*Provided data*
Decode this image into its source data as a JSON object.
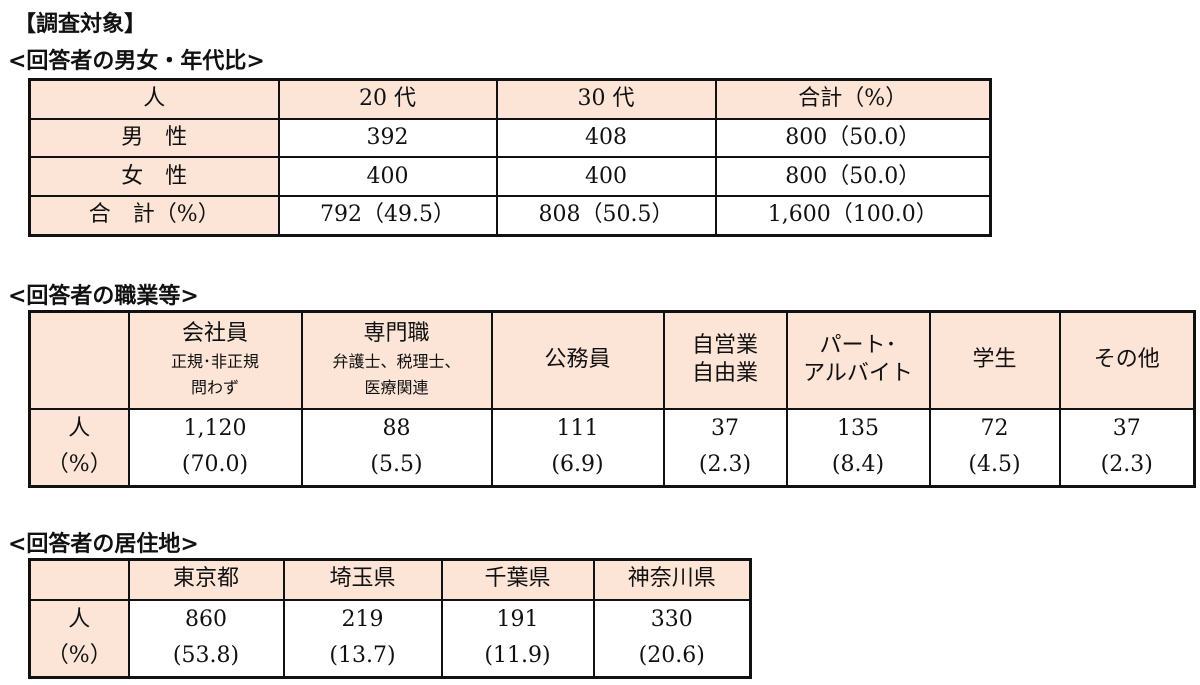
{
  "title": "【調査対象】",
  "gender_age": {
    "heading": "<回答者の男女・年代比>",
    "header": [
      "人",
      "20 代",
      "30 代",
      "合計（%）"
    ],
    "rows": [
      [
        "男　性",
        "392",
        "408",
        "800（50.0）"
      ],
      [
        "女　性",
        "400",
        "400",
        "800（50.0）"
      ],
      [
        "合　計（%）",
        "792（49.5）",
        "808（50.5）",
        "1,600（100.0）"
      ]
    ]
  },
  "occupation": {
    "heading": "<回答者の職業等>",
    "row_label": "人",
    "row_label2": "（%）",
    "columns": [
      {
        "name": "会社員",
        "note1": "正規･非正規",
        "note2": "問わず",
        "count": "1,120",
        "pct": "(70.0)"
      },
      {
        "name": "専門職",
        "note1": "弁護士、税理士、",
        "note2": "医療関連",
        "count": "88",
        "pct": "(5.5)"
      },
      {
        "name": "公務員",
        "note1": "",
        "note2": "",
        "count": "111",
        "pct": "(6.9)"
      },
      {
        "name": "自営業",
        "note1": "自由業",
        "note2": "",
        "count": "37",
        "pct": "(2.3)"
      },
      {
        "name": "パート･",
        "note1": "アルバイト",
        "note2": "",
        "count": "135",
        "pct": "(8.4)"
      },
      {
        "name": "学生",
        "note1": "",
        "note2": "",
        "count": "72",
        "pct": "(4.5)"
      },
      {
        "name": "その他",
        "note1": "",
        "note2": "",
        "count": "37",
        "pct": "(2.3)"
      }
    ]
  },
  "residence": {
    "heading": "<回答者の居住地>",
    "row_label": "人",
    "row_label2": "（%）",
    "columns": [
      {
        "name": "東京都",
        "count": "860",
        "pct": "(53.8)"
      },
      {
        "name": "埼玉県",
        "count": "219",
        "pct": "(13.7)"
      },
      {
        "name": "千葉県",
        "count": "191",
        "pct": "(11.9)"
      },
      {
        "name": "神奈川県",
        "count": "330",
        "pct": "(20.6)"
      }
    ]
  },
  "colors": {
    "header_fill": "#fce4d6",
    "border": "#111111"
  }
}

*Task description*
Drop the images and repeat the data exactly.

*Task output*
Decode this image into its source data as a JSON object.
{
  "title": "【調査対象】",
  "gender_age": {
    "heading": "<回答者の男女・年代比>",
    "header": [
      "人",
      "20 代",
      "30 代",
      "合計（%）"
    ],
    "rows": [
      [
        "男　性",
        "392",
        "408",
        "800（50.0）"
      ],
      [
        "女　性",
        "400",
        "400",
        "800（50.0）"
      ],
      [
        "合　計（%）",
        "792（49.5）",
        "808（50.5）",
        "1,600（100.0）"
      ]
    ]
  },
  "occupation": {
    "heading": "<回答者の職業等>",
    "row_label": "人",
    "row_label2": "（%）",
    "columns": [
      {
        "name": "会社員",
        "note1": "正規･非正規",
        "note2": "問わず",
        "count": "1,120",
        "pct": "(70.0)"
      },
      {
        "name": "専門職",
        "note1": "弁護士、税理士、",
        "note2": "医療関連",
        "count": "88",
        "pct": "(5.5)"
      },
      {
        "name": "公務員",
        "note1": "",
        "note2": "",
        "count": "111",
        "pct": "(6.9)"
      },
      {
        "name": "自営業",
        "note1": "自由業",
        "note2": "",
        "count": "37",
        "pct": "(2.3)"
      },
      {
        "name": "パート･",
        "note1": "アルバイト",
        "note2": "",
        "count": "135",
        "pct": "(8.4)"
      },
      {
        "name": "学生",
        "note1": "",
        "note2": "",
        "count": "72",
        "pct": "(4.5)"
      },
      {
        "name": "その他",
        "note1": "",
        "note2": "",
        "count": "37",
        "pct": "(2.3)"
      }
    ]
  },
  "residence": {
    "heading": "<回答者の居住地>",
    "row_label": "人",
    "row_label2": "（%）",
    "columns": [
      {
        "name": "東京都",
        "count": "860",
        "pct": "(53.8)"
      },
      {
        "name": "埼玉県",
        "count": "219",
        "pct": "(13.7)"
      },
      {
        "name": "千葉県",
        "count": "191",
        "pct": "(11.9)"
      },
      {
        "name": "神奈川県",
        "count": "330",
        "pct": "(20.6)"
      }
    ]
  },
  "colors": {
    "header_fill": "#fce4d6",
    "border": "#111111"
  }
}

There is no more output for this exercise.